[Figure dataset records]

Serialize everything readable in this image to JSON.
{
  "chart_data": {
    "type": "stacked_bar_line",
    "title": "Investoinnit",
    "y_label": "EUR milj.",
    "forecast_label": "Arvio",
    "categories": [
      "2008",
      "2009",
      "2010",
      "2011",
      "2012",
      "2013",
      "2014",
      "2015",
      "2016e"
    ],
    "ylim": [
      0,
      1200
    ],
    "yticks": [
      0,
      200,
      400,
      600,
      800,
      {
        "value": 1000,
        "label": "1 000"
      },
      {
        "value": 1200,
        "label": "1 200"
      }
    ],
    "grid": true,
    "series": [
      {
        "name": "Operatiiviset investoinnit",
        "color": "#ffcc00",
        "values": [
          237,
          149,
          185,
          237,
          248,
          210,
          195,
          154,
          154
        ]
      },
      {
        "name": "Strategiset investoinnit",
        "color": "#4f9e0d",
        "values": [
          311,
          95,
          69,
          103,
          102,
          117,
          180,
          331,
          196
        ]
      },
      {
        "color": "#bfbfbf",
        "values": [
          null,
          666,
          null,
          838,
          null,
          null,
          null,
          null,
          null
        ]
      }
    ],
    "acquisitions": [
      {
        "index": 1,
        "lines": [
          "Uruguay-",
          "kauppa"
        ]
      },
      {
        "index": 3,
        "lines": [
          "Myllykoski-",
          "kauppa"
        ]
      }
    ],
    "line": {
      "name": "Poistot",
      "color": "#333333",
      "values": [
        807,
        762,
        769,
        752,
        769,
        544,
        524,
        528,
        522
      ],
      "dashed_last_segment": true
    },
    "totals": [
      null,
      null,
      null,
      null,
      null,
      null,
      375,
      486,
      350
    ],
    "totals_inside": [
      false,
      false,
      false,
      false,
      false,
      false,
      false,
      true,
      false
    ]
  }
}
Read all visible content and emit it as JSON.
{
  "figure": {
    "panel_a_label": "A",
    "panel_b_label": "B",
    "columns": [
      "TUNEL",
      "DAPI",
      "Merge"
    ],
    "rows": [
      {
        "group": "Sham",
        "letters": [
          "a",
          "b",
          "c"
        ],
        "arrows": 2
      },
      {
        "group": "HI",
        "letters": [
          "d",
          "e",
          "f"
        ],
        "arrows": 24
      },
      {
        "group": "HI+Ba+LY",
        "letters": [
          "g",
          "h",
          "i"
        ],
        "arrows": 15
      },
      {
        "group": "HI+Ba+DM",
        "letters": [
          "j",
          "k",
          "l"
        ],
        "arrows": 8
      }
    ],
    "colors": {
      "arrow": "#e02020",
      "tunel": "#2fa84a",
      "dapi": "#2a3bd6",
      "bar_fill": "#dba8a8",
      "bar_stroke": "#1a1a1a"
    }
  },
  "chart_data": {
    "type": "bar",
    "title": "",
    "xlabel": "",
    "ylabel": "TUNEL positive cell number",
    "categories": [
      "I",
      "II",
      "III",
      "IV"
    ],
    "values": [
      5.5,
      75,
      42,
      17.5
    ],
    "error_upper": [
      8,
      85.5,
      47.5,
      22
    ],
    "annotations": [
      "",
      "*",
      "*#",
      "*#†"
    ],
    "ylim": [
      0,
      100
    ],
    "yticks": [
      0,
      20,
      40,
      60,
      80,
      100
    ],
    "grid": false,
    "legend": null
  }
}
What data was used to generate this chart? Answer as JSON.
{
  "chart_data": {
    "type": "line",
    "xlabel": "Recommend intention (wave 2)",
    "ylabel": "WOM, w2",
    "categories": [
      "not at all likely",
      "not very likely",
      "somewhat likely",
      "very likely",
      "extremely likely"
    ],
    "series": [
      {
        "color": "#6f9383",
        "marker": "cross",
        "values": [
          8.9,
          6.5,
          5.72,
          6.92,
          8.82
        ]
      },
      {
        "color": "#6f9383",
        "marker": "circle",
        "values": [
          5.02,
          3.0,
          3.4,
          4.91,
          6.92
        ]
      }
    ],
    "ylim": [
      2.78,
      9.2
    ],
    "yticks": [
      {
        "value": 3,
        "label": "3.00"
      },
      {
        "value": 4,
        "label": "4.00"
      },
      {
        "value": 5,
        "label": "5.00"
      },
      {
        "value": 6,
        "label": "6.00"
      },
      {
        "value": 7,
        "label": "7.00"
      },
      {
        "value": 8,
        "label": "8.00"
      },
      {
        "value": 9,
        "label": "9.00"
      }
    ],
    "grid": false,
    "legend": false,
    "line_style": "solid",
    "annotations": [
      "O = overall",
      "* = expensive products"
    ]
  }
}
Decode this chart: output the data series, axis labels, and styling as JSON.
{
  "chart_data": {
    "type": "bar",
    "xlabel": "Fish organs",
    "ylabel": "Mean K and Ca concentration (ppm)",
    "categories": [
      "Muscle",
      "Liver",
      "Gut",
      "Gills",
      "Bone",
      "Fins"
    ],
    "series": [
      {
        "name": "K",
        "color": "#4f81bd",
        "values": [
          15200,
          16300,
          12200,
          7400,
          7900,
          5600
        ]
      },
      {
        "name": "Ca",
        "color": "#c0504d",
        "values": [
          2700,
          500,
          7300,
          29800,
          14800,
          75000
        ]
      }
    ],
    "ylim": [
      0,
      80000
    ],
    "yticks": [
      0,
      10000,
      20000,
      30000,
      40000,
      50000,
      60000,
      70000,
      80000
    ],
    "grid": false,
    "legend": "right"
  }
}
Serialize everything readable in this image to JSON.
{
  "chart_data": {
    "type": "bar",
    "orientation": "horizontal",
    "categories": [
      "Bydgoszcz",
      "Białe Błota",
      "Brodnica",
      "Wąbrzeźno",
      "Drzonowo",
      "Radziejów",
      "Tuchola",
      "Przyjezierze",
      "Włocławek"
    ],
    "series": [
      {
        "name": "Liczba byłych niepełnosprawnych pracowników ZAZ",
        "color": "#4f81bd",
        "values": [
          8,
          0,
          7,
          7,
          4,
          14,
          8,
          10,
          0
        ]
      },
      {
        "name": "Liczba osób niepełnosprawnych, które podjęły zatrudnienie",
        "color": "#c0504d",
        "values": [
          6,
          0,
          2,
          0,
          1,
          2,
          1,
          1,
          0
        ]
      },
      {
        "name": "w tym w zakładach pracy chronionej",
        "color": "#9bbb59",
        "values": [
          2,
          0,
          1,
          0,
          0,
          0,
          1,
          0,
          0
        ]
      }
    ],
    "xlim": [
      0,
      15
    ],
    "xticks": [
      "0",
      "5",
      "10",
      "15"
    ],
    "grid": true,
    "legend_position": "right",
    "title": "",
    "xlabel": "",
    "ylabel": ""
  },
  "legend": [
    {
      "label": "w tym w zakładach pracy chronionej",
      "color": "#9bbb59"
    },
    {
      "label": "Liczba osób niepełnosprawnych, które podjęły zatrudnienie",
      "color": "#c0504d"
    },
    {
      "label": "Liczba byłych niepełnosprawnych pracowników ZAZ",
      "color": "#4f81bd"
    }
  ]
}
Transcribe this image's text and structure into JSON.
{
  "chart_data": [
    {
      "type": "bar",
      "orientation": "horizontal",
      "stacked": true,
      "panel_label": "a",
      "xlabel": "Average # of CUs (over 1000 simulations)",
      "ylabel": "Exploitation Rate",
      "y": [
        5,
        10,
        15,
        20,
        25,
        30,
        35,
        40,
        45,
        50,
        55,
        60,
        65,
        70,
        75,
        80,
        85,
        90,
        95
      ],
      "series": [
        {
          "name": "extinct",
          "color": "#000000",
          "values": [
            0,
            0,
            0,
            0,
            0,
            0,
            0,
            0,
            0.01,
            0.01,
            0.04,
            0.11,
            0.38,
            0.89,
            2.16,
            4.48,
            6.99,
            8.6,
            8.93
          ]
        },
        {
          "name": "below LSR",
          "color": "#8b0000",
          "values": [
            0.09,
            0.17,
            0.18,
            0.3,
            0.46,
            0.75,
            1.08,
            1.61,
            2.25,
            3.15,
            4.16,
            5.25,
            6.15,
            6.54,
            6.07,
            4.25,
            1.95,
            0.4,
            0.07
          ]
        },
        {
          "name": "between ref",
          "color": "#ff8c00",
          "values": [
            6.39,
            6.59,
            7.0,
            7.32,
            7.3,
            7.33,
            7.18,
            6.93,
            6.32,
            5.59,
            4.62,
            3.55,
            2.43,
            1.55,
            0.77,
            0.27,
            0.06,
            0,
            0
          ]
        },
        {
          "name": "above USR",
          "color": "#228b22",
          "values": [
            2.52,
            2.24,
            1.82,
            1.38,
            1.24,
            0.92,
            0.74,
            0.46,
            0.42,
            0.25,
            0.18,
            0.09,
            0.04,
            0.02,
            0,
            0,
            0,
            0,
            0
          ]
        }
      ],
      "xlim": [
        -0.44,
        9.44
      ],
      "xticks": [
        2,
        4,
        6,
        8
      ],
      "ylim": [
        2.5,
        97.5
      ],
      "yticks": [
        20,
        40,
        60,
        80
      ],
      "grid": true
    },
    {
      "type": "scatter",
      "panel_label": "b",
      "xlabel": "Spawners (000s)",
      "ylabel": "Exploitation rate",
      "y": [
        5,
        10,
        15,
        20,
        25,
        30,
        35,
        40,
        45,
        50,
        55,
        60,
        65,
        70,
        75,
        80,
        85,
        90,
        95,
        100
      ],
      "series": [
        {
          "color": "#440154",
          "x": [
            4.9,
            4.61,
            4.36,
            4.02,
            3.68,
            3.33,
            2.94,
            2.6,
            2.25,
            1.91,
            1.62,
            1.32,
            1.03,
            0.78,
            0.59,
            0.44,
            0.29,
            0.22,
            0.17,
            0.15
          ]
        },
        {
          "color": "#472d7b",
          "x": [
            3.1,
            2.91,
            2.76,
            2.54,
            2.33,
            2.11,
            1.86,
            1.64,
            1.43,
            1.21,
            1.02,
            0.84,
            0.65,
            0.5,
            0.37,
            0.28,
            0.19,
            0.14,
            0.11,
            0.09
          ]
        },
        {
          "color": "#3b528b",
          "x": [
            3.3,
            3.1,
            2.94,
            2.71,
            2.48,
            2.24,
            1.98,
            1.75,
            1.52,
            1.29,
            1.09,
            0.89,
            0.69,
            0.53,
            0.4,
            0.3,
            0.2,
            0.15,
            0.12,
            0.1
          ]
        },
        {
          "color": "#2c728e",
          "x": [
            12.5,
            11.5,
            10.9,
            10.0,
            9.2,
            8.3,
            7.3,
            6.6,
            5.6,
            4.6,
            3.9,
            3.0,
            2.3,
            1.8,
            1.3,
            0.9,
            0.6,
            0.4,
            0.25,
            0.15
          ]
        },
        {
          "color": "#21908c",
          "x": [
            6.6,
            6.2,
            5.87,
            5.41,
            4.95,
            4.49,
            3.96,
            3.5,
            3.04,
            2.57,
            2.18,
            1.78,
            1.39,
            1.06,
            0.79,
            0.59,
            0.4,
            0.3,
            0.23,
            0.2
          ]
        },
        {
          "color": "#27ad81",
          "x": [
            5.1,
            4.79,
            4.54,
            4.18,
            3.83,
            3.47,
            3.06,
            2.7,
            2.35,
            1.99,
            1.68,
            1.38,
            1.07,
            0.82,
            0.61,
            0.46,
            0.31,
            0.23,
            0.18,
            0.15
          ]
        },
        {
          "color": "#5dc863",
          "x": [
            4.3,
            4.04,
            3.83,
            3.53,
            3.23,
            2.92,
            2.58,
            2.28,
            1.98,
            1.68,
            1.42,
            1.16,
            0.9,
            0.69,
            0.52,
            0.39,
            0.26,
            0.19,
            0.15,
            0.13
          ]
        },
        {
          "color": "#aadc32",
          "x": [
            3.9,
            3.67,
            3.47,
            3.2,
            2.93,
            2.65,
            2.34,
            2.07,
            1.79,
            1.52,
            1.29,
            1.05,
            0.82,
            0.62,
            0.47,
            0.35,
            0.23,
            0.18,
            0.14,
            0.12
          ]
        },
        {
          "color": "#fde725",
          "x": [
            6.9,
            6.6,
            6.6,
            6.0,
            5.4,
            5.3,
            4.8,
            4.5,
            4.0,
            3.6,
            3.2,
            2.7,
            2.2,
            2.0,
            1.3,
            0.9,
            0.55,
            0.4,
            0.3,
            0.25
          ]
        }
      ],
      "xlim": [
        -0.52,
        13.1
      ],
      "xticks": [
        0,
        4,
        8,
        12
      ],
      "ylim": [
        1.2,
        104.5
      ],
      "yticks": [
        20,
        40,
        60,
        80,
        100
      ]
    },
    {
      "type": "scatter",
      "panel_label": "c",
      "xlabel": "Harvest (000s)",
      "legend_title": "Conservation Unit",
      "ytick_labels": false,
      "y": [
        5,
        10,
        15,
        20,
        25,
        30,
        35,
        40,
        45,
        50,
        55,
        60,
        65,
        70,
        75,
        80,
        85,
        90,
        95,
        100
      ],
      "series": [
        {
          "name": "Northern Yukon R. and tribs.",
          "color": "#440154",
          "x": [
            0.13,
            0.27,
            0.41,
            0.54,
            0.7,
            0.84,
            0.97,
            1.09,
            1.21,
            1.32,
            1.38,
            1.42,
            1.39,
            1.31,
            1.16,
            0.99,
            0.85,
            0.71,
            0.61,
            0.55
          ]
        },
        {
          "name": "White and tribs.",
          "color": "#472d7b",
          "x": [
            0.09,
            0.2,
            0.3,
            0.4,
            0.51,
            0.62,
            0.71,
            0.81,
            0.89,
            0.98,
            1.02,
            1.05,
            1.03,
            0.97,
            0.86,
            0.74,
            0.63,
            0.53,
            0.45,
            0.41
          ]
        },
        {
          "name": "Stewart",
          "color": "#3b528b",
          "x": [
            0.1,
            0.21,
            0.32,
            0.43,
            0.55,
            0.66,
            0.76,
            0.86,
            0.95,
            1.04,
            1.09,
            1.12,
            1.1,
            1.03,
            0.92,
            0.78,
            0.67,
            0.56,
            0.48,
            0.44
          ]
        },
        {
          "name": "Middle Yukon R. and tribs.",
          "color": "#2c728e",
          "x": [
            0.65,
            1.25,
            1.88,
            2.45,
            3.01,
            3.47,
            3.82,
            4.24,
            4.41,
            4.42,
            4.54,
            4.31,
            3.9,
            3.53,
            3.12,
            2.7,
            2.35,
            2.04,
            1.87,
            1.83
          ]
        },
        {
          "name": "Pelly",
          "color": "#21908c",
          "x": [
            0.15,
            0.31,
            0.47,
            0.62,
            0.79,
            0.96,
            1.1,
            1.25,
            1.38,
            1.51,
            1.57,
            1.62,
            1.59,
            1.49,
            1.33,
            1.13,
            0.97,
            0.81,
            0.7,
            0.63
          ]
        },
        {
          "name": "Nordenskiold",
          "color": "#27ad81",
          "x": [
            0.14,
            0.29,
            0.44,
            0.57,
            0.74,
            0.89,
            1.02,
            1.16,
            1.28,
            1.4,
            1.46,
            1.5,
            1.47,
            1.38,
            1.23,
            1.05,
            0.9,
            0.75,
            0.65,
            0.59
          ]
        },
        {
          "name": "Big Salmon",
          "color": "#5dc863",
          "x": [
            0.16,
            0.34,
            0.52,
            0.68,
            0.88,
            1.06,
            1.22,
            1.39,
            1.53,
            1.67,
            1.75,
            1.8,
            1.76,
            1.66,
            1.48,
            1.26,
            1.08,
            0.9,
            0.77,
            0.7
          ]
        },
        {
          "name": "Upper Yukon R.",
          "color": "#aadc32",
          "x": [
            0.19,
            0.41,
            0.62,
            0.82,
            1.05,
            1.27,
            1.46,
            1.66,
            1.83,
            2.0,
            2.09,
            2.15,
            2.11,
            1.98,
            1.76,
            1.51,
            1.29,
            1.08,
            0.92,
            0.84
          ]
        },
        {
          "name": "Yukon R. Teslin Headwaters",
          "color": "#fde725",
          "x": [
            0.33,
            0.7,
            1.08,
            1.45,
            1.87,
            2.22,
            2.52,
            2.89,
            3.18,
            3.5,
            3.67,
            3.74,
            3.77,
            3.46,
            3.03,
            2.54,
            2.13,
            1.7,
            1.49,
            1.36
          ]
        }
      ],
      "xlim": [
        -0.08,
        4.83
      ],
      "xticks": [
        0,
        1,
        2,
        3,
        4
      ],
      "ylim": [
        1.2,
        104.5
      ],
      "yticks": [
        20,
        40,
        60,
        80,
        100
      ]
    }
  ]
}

**The problem:** In the records above, collect each line with "które".

**Expected answer:**
        "name": "Liczba osób niepełnosprawnych, które podjęły zatrudnienie",
      "label": "Liczba osób niepełnosprawnych, które podjęły zatrudnienie",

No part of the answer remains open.